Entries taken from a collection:
◇ ◇ ◇ ◇

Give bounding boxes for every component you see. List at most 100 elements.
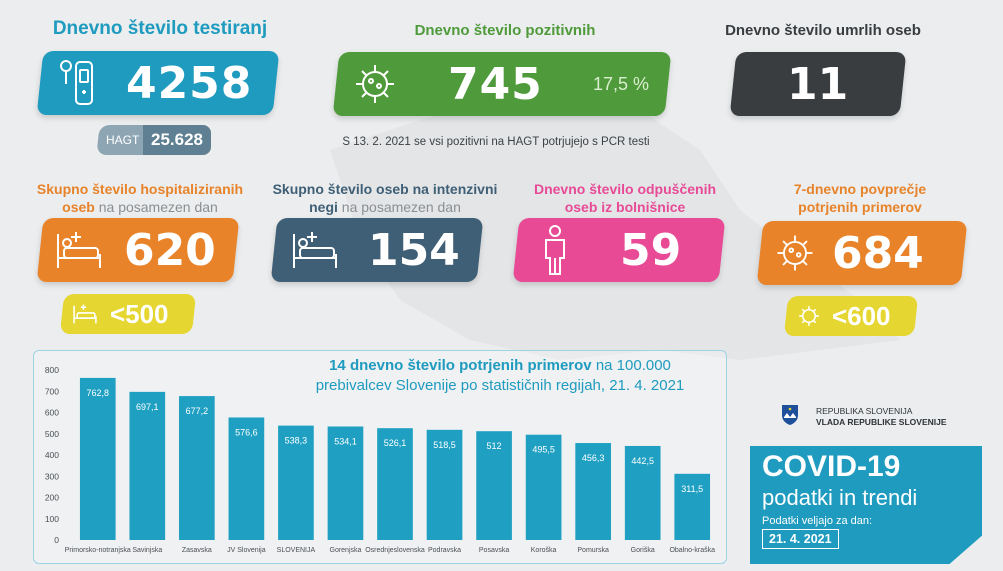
deaths-value: 11 <box>787 58 849 110</box>
icu-title-light: na posamezen dan <box>337 199 461 215</box>
avg7-title: 7-dnevno povprečje potrjenih primerov <box>770 180 950 216</box>
bar-primorsko-notranjska <box>79 377 116 540</box>
positive-percent: 17,5 % <box>592 73 649 94</box>
bar-goriška <box>624 445 661 540</box>
hagt-pcr-note: S 13. 2. 2021 se vsi pozitivni na HAGT p… <box>342 136 650 148</box>
category-label: Obalno-kraška <box>669 547 715 554</box>
avg7-title-line2: potrjenih primerov <box>798 199 922 215</box>
chart-title-normal: na 100.000 <box>591 357 671 374</box>
category-label: Zasavska <box>182 547 212 554</box>
category-label: Osrednjeslovenska <box>365 547 425 554</box>
bar-pomurska <box>575 443 611 540</box>
icu-bed-icon <box>293 232 337 268</box>
deaths-card: 11 <box>729 52 907 116</box>
hospitalized-value: 620 <box>124 224 216 276</box>
y-tick-label: 400 <box>45 450 59 460</box>
hospitalized-target: <500 <box>110 298 169 329</box>
virus-small-icon <box>799 306 819 326</box>
hospitalized-target-card: <500 <box>59 294 197 334</box>
bar-value-label: 534,1 <box>334 437 357 447</box>
category-label: Goriška <box>631 547 655 554</box>
bar-value-label: 456,3 <box>582 453 605 463</box>
chart-title: 14 dnevno število potrjenih primerov na … <box>270 356 730 396</box>
y-tick-label: 600 <box>45 408 59 418</box>
y-tick-label: 300 <box>45 471 59 481</box>
hospital-bed-icon <box>57 232 101 268</box>
y-tick-label: 100 <box>45 514 59 524</box>
bar-obalno-kraška <box>674 473 711 540</box>
bar-value-label: 762,8 <box>87 388 110 398</box>
bar-value-label: 442,5 <box>631 456 654 466</box>
icu-card: 154 <box>270 218 484 282</box>
chart-title-line2: prebivalcev Slovenije po statističnih re… <box>315 377 685 394</box>
covid-valid-label: Podatki veljajo za dan: <box>762 515 873 527</box>
category-label: Koroška <box>531 547 557 554</box>
discharged-card: 59 <box>512 218 726 282</box>
avg7-card: 684 <box>756 221 968 285</box>
testing-card: 4258 <box>36 51 280 115</box>
hospitalized-title-line1: Skupno število hospitaliziranih <box>36 181 244 197</box>
bar-osrednjeslovenska <box>377 428 413 540</box>
bar-value-label: 512 <box>487 441 502 451</box>
bar-jv slovenija <box>228 417 265 540</box>
hagt-value: 25.628 <box>143 125 212 155</box>
avg7-target-card: <600 <box>783 296 919 336</box>
category-label: Gorenjska <box>330 547 362 554</box>
y-tick-label: 0 <box>54 535 59 545</box>
patient-icon <box>545 225 565 275</box>
bar-value-label: 677,2 <box>186 406 209 416</box>
avg7-target: <600 <box>832 300 891 331</box>
hospitalized-title-line2: oseb <box>62 199 95 215</box>
category-label: JV Slovenija <box>227 547 266 554</box>
deaths-title: Dnevno število umrlih oseb <box>725 22 921 39</box>
y-tick-label: 500 <box>45 429 59 439</box>
avg7-value: 684 <box>832 227 924 279</box>
hospitalized-title: Skupno število hospitaliziranih oseb na … <box>30 180 250 216</box>
covid-subtitle: podatki in trendi <box>762 485 918 510</box>
chart-title-bold: 14 dnevno število potrjenih primerov <box>329 357 592 374</box>
bar-value-label: 495,5 <box>532 445 555 455</box>
bar-podravska <box>426 429 463 540</box>
covid-date: 21. 4. 2021 <box>762 529 839 549</box>
bar-posavska <box>476 431 512 540</box>
testing-value: 4258 <box>126 57 253 109</box>
y-tick-label: 200 <box>45 493 59 503</box>
bar-value-label: 576,6 <box>235 427 258 437</box>
bar-slovenija <box>278 425 314 540</box>
hagt-card: HAGT 25.628 <box>96 125 212 155</box>
discharged-title-line2: oseb iz bolnišnice <box>564 199 686 215</box>
covid-title: COVID-19 <box>762 450 901 483</box>
covid-box <box>750 446 982 564</box>
icu-value: 154 <box>368 224 460 276</box>
bar-value-label: 697,1 <box>136 402 159 412</box>
hospital-bed-small-icon <box>73 304 97 324</box>
category-label: Podravska <box>428 547 461 554</box>
bar-value-label: 518,5 <box>433 440 456 450</box>
gov-line2: VLADA REPUBLIKE SLOVENIJE <box>816 417 947 427</box>
y-tick-label: 800 <box>45 365 59 375</box>
discharged-value: 59 <box>620 224 682 276</box>
icu-title-line1: Skupno število oseb na intenzivni <box>272 181 498 197</box>
bar-zasavska <box>179 396 215 540</box>
category-label: Savinjska <box>132 547 162 554</box>
gov-line1: REPUBLIKA SLOVENIJA <box>816 406 913 416</box>
hospitalized-title-light: na posamezen dan <box>94 199 218 215</box>
rapid-test-icon <box>60 60 93 105</box>
icu-title: Skupno število oseb na intenzivni negi n… <box>265 180 505 216</box>
bar-value-label: 538,3 <box>285 436 308 446</box>
bar-savinjska <box>129 391 166 540</box>
category-label: Primorsko-notranjska <box>65 547 131 554</box>
discharged-title-line1: Dnevno število odpuščenih <box>533 181 717 197</box>
y-tick-label: 700 <box>45 386 59 396</box>
hagt-label: HAGT <box>106 133 140 147</box>
category-label: Pomurska <box>577 547 609 554</box>
bar-chart: 0 100 200 300 400 500 600 700 800 762,8 Primorsko-… <box>45 365 715 554</box>
virus-icon <box>356 65 394 103</box>
virus-orange-icon <box>777 235 813 271</box>
bar-value-label: 526,1 <box>384 438 407 448</box>
icu-title-line2: negi <box>309 199 338 215</box>
positive-title: Dnevno število pozitivnih <box>414 22 596 39</box>
avg7-title-line1: 7-dnevno povprečje <box>793 181 927 197</box>
bar-koroška <box>525 434 562 540</box>
category-label: SLOVENIJA <box>277 547 316 554</box>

◇ ◇ ◇ ◇

Lines holding the word "število" in the entries above are the ones to pull out. Copy them all.

**Problem solution:**
chart-title: 14 dnevno število potrjenih primerov na … <box>270 356 730 396</box>
hospitalized-title-line1: Skupno število hospitaliziranih <box>36 181 244 197</box>
deaths-title: Dnevno število umrlih oseb <box>725 22 921 39</box>
hospitalized-title: Skupno število hospitaliziranih oseb na … <box>30 180 250 216</box>
chart-title-bold: 14 dnevno število potrjenih primerov <box>329 357 592 374</box>
icu-title-line1: Skupno število oseb na intenzivni <box>272 181 498 197</box>
icu-title: Skupno število oseb na intenzivni negi n… <box>265 180 505 216</box>
discharged-title-line1: Dnevno število odpuščenih <box>533 181 717 197</box>
positive-title: Dnevno število pozitivnih <box>414 22 596 39</box>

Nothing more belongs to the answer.